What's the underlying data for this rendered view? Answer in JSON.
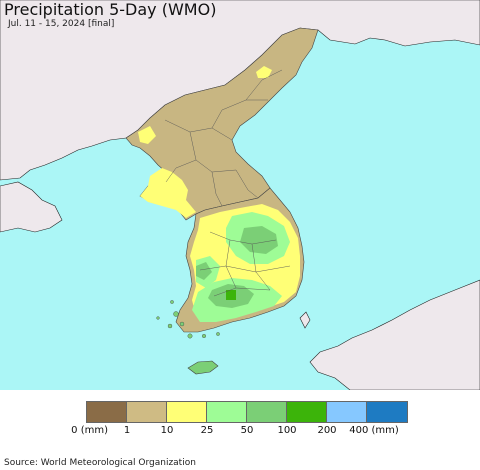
{
  "header": {
    "title": "Precipitation 5-Day (WMO)",
    "subtitle": "Jul. 11 - 15, 2024 [final]"
  },
  "legend": {
    "colors": [
      "#8a6c47",
      "#cfbb84",
      "#ffff76",
      "#9efc96",
      "#7bcf76",
      "#3cb40a",
      "#86c8ff",
      "#1e7bc2"
    ],
    "ticks": [
      "0 (mm)",
      "1",
      "10",
      "25",
      "50",
      "100",
      "200",
      "400 (mm)"
    ]
  },
  "footer": {
    "source": "Source: World Meteorological Organization"
  },
  "map_colors": {
    "sea": "#abf6f6",
    "foreign_land": "#eee8ec",
    "dry": "#c8b682",
    "light": "#ffff76",
    "moderate": "#9efc96",
    "heavy": "#7bcf76",
    "very_heavy": "#3cb40a"
  }
}
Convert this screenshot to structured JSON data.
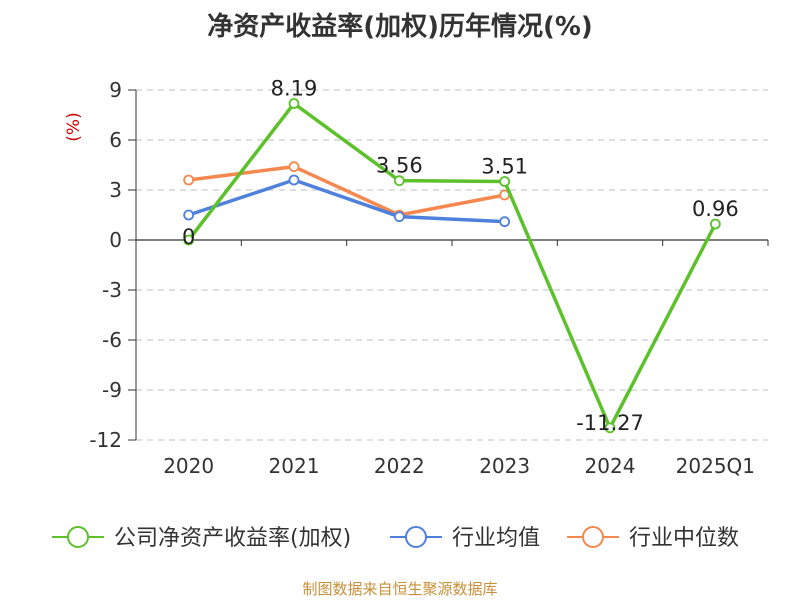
{
  "chart_data": {
    "type": "line",
    "title": "净资产收益率(加权)历年情况(%)",
    "ylabel": "(%)",
    "xlabel": "",
    "categories": [
      "2020",
      "2021",
      "2022",
      "2023",
      "2024",
      "2025Q1"
    ],
    "ylim": [
      -12,
      9
    ],
    "yticks": [
      9,
      6,
      3,
      0,
      -3,
      -6,
      -9,
      -12
    ],
    "grid": true,
    "legend_position": "bottom",
    "series": [
      {
        "name": "公司净资产收益率(加权)",
        "color": "#5cc12a",
        "values": [
          0,
          8.19,
          3.56,
          3.51,
          -11.27,
          0.96
        ],
        "labels": [
          "0",
          "8.19",
          "3.56",
          "3.51",
          "-11.27",
          "0.96"
        ],
        "show_labels": true
      },
      {
        "name": "行业均值",
        "color": "#4f80dc",
        "values": [
          1.5,
          3.6,
          1.4,
          1.1,
          null,
          null
        ],
        "show_labels": false
      },
      {
        "name": "行业中位数",
        "color": "#f5884f",
        "values": [
          3.6,
          4.4,
          1.5,
          2.7,
          null,
          null
        ],
        "show_labels": false
      }
    ]
  },
  "source_note": "制图数据来自恒生聚源数据库"
}
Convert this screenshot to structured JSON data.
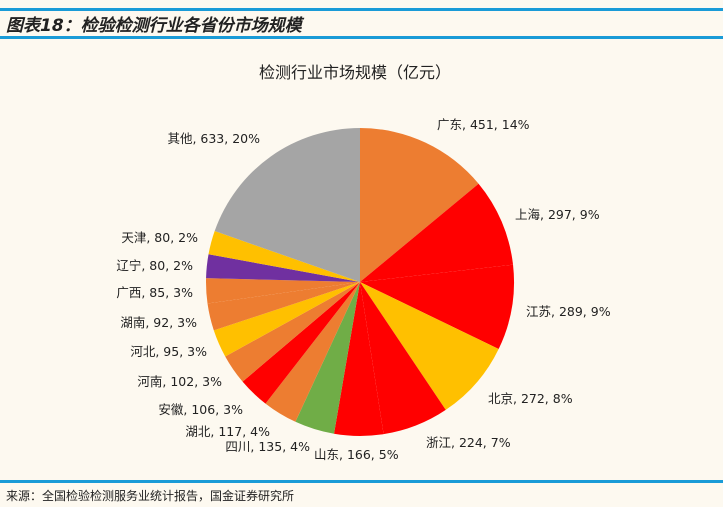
{
  "figure_title": "图表18：检验检测行业各省份市场规模",
  "source": "来源：全国检验检测服务业统计报告，国金证券研究所",
  "chart_data": {
    "type": "pie",
    "title": "检测行业市场规模（亿元）",
    "slices": [
      {
        "label": "广东",
        "value": 451,
        "percent": "14%",
        "color": "#ED7D31"
      },
      {
        "label": "上海",
        "value": 297,
        "percent": "9%",
        "color": "#FF0000"
      },
      {
        "label": "江苏",
        "value": 289,
        "percent": "9%",
        "color": "#FF0000"
      },
      {
        "label": "北京",
        "value": 272,
        "percent": "8%",
        "color": "#FFC000"
      },
      {
        "label": "浙江",
        "value": 224,
        "percent": "7%",
        "color": "#FF0000"
      },
      {
        "label": "山东",
        "value": 166,
        "percent": "5%",
        "color": "#FF0000"
      },
      {
        "label": "四川",
        "value": 135,
        "percent": "4%",
        "color": "#70AD47"
      },
      {
        "label": "湖北",
        "value": 117,
        "percent": "4%",
        "color": "#ED7D31"
      },
      {
        "label": "安徽",
        "value": 106,
        "percent": "3%",
        "color": "#FF0000"
      },
      {
        "label": "河南",
        "value": 102,
        "percent": "3%",
        "color": "#ED7D31"
      },
      {
        "label": "河北",
        "value": 95,
        "percent": "3%",
        "color": "#FFC000"
      },
      {
        "label": "湖南",
        "value": 92,
        "percent": "3%",
        "color": "#ED7D31"
      },
      {
        "label": "广西",
        "value": 85,
        "percent": "3%",
        "color": "#ED7D31"
      },
      {
        "label": "辽宁",
        "value": 80,
        "percent": "2%",
        "color": "#7030A0"
      },
      {
        "label": "天津",
        "value": 80,
        "percent": "2%",
        "color": "#FFC000"
      },
      {
        "label": "其他",
        "value": 633,
        "percent": "20%",
        "color": "#A5A5A5"
      }
    ],
    "start_angle": "12 o'clock",
    "direction": "clockwise",
    "legend": "none"
  }
}
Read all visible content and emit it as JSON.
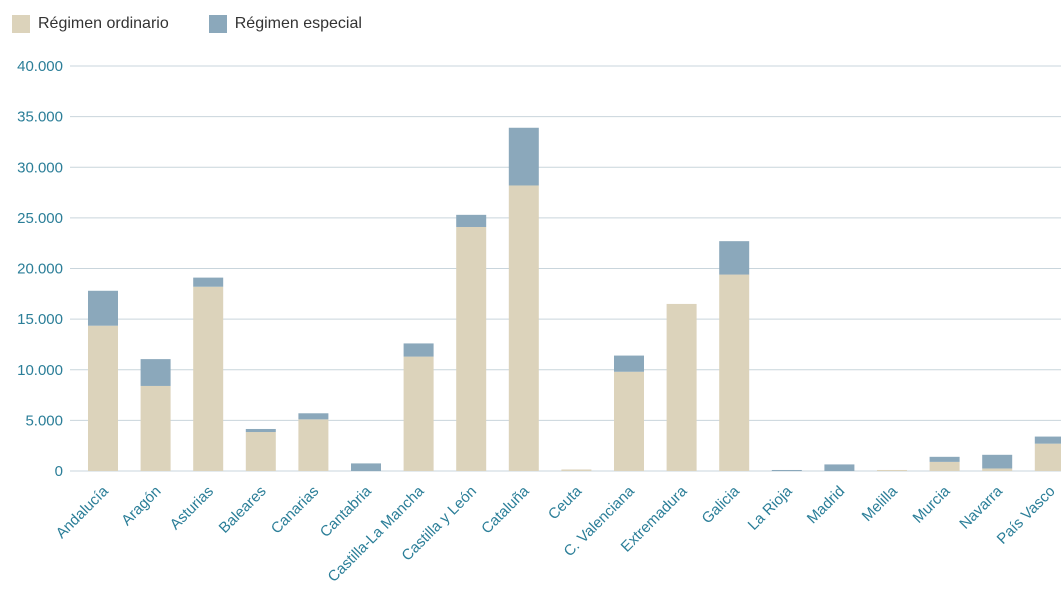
{
  "colors": {
    "ordinario": "#dcd3bb",
    "especial": "#8ba8bb",
    "axis_text": "#2b7e98",
    "grid": "#c9d5dc"
  },
  "legend": {
    "items": [
      {
        "label": "Régimen ordinario",
        "color": "#dcd3bb"
      },
      {
        "label": "Régimen especial",
        "color": "#8ba8bb"
      }
    ]
  },
  "chart_data": {
    "type": "bar",
    "stacked": true,
    "categories": [
      "Andalucía",
      "Aragón",
      "Asturias",
      "Baleares",
      "Canarias",
      "Cantabria",
      "Castilla-La Mancha",
      "Castilla y León",
      "Cataluña",
      "Ceuta",
      "C. Valenciana",
      "Extremadura",
      "Galicia",
      "La Rioja",
      "Madrid",
      "Melilla",
      "Murcia",
      "Navarra",
      "País Vasco"
    ],
    "series": [
      {
        "name": "Régimen ordinario",
        "color": "#dcd3bb",
        "values": [
          14350,
          8400,
          18200,
          3850,
          5100,
          0,
          11300,
          24100,
          28200,
          150,
          9800,
          16500,
          19400,
          0,
          0,
          100,
          900,
          250,
          2700
        ]
      },
      {
        "name": "Régimen especial",
        "color": "#8ba8bb",
        "values": [
          3450,
          2650,
          900,
          300,
          600,
          750,
          1300,
          1200,
          5700,
          0,
          1600,
          0,
          3300,
          100,
          650,
          0,
          500,
          1350,
          700
        ]
      }
    ],
    "yticks": [
      "0",
      "5.000",
      "10.000",
      "15.000",
      "20.000",
      "25.000",
      "30.000",
      "35.000",
      "40.000"
    ],
    "ylim": [
      0,
      40000
    ],
    "grid": true,
    "legend_position": "top-left"
  }
}
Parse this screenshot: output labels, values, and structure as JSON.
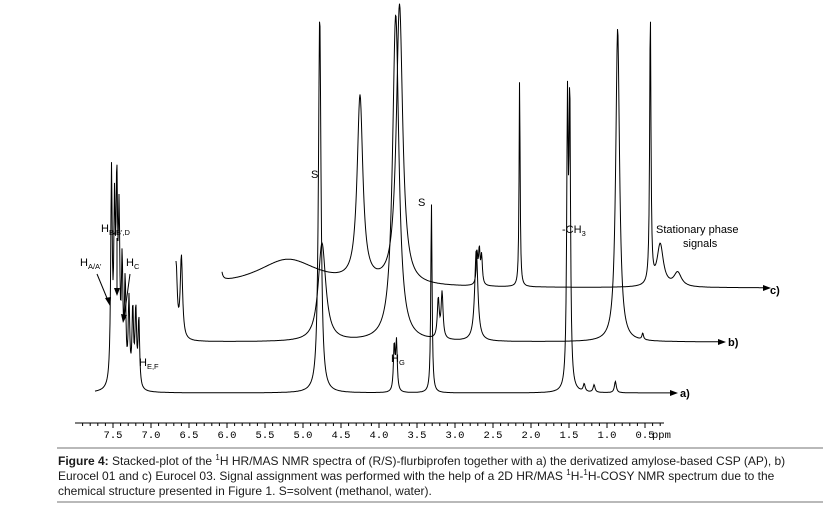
{
  "chart_data": {
    "type": "line",
    "title": "",
    "xlabel": "ppm",
    "xlim": [
      7.9,
      0.0
    ],
    "x_reversed": true,
    "x_ticks": [
      "7.5",
      "7.0",
      "6.5",
      "6.0",
      "5.5",
      "5.0",
      "4.5",
      "4.0",
      "3.5",
      "3.0",
      "2.5",
      "2.0",
      "1.5",
      "1.0",
      "0.5"
    ],
    "x_tick_values": [
      7.5,
      7.0,
      6.5,
      6.0,
      5.5,
      5.0,
      4.5,
      4.0,
      3.5,
      3.0,
      2.5,
      2.0,
      1.5,
      1.0,
      0.5
    ],
    "grid": false,
    "series": [
      {
        "name": "a)",
        "baseline": 0,
        "peaks": [
          {
            "x": 7.52,
            "y": 0.55,
            "w": 0.012
          },
          {
            "x": 7.48,
            "y": 0.42,
            "w": 0.012
          },
          {
            "x": 7.45,
            "y": 0.48,
            "w": 0.012
          },
          {
            "x": 7.42,
            "y": 0.4,
            "w": 0.012
          },
          {
            "x": 7.38,
            "y": 0.3,
            "w": 0.012
          },
          {
            "x": 7.34,
            "y": 0.26,
            "w": 0.012
          },
          {
            "x": 7.29,
            "y": 0.22,
            "w": 0.012
          },
          {
            "x": 7.24,
            "y": 0.2,
            "w": 0.012
          },
          {
            "x": 7.2,
            "y": 0.2,
            "w": 0.012
          },
          {
            "x": 7.16,
            "y": 0.18,
            "w": 0.012
          },
          {
            "x": 4.78,
            "y": 1.0,
            "w": 0.02
          },
          {
            "x": 3.8,
            "y": 0.12,
            "w": 0.012
          },
          {
            "x": 3.77,
            "y": 0.13,
            "w": 0.012
          },
          {
            "x": 3.31,
            "y": 0.5,
            "w": 0.01
          },
          {
            "x": 1.52,
            "y": 0.72,
            "w": 0.012
          },
          {
            "x": 1.49,
            "y": 0.74,
            "w": 0.012
          },
          {
            "x": 1.3,
            "y": 0.02,
            "w": 0.015
          },
          {
            "x": 1.17,
            "y": 0.02,
            "w": 0.015
          },
          {
            "x": 0.89,
            "y": 0.03,
            "w": 0.015
          }
        ]
      },
      {
        "name": "b)",
        "baseline": 0,
        "peaks": [
          {
            "x": 7.52,
            "y": 0.24,
            "w": 0.015
          },
          {
            "x": 7.47,
            "y": 0.3,
            "w": 0.015
          },
          {
            "x": 7.43,
            "y": 0.27,
            "w": 0.015
          },
          {
            "x": 7.38,
            "y": 0.17,
            "w": 0.015
          },
          {
            "x": 7.33,
            "y": 0.12,
            "w": 0.015
          },
          {
            "x": 6.82,
            "y": 0.18,
            "w": 0.018
          },
          {
            "x": 6.75,
            "y": 0.2,
            "w": 0.018
          },
          {
            "x": 6.67,
            "y": 0.22,
            "w": 0.018
          },
          {
            "x": 6.6,
            "y": 0.25,
            "w": 0.018
          },
          {
            "x": 4.75,
            "y": 0.3,
            "w": 0.06
          },
          {
            "x": 3.78,
            "y": 1.0,
            "w": 0.05
          },
          {
            "x": 3.22,
            "y": 0.12,
            "w": 0.015
          },
          {
            "x": 3.17,
            "y": 0.14,
            "w": 0.015
          },
          {
            "x": 2.72,
            "y": 0.28,
            "w": 0.025
          },
          {
            "x": 0.86,
            "y": 0.96,
            "w": 0.03
          },
          {
            "x": 0.53,
            "y": 0.02,
            "w": 0.012
          }
        ]
      },
      {
        "name": "c)",
        "baseline": 0,
        "peaks": [
          {
            "x": 6.44,
            "y": 0.26,
            "w": 0.012
          },
          {
            "x": 6.41,
            "y": 0.23,
            "w": 0.012
          },
          {
            "x": 6.37,
            "y": 0.29,
            "w": 0.012
          },
          {
            "x": 6.33,
            "y": 0.21,
            "w": 0.012
          },
          {
            "x": 6.28,
            "y": 0.14,
            "w": 0.012
          },
          {
            "x": 6.18,
            "y": 0.16,
            "w": 0.012
          },
          {
            "x": 6.13,
            "y": 0.14,
            "w": 0.012
          },
          {
            "x": 6.09,
            "y": 0.12,
            "w": 0.012
          },
          {
            "x": 5.2,
            "y": 0.1,
            "w": 0.5
          },
          {
            "x": 4.25,
            "y": 0.66,
            "w": 0.045
          },
          {
            "x": 3.73,
            "y": 1.0,
            "w": 0.05
          },
          {
            "x": 2.71,
            "y": 0.11,
            "w": 0.012
          },
          {
            "x": 2.68,
            "y": 0.12,
            "w": 0.012
          },
          {
            "x": 2.65,
            "y": 0.1,
            "w": 0.012
          },
          {
            "x": 2.15,
            "y": 0.75,
            "w": 0.008
          },
          {
            "x": 0.43,
            "y": 0.98,
            "w": 0.01
          },
          {
            "x": 0.3,
            "y": 0.15,
            "w": 0.05
          },
          {
            "x": 0.07,
            "y": 0.05,
            "w": 0.06
          }
        ]
      }
    ],
    "annotations": {
      "ha": {
        "main": "H",
        "sub": "A/A'"
      },
      "hbd": {
        "main": "H",
        "sub": "B/B',D"
      },
      "hc": {
        "main": "H",
        "sub": "C"
      },
      "hef": {
        "main": "H",
        "sub": "E,F"
      },
      "hg": {
        "main": "H",
        "sub": "G"
      },
      "s1": "S",
      "s2": "S",
      "ch3": {
        "main": "-CH",
        "sub": "3"
      },
      "stat1": "Stationary phase",
      "stat2": "signals"
    }
  },
  "caption": {
    "bold": "Figure 4:",
    "p1": " Stacked-plot of the ",
    "sup1": "1",
    "p2": "H HR/MAS NMR spectra of (R/S)-flurbiprofen together with a) the derivatized amylose-based CSP (AP), b) Eurocel 01 and c) Eurocel 03. Signal assignment was performed with the help of a 2D HR/MAS ",
    "sup2": "1",
    "p3": "H-",
    "sup3": "1",
    "p4": "H-COSY NMR spectrum due to the chemical structure presented in Figure 1. S=solvent (methanol, water)."
  }
}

> GOAL OF THE EXERCISE
Check every line of the data above for the string "ordinario", and copy those that have it.

> FINISHED TASK
    "ordinario": "#dcd3bb",
        "label": "Régimen ordinario",
        "name": "Régimen ordinario",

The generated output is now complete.